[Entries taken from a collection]
■ ■ ■ ■ ■
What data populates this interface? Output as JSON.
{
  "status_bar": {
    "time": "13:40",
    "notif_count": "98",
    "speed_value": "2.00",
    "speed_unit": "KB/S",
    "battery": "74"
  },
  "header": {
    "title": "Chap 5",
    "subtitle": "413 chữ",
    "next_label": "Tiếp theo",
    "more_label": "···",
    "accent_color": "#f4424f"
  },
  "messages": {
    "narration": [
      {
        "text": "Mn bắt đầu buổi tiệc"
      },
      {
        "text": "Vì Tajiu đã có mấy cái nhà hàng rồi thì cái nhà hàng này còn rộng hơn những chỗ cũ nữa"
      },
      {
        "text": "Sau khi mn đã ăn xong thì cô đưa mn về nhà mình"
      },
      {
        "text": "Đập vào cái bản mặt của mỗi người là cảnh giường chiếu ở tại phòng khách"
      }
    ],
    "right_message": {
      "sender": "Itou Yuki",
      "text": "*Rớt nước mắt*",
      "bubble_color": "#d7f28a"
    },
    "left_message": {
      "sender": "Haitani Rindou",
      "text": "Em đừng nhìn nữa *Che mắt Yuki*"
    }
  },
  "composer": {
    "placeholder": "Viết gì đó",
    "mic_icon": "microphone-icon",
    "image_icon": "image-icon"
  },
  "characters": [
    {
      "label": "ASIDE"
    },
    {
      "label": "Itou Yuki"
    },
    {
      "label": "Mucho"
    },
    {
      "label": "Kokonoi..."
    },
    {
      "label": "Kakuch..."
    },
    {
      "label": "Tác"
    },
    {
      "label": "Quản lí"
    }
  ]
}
■ ■ ■ ■ ■
Find all lines where the word "text" appears. Copy them.

- **WRITTEN ANSWER**:
        "text": "Mn bắt đầu buổi tiệc"
        "text": "Vì Tajiu đã có mấy cái nhà hàng rồi thì cái nhà hàng này còn rộng hơn những chỗ cũ nữa"
        "text": "Sau khi mn đã ăn xong thì cô đưa mn về nhà mình"
        "text": "Đập vào cái bản mặt của mỗi người là cảnh giường chiếu ở tại phòng khách"
      "text": "*Rớt nước mắt*",
      "text": "Em đừng nhìn nữa *Che mắt Yuki*"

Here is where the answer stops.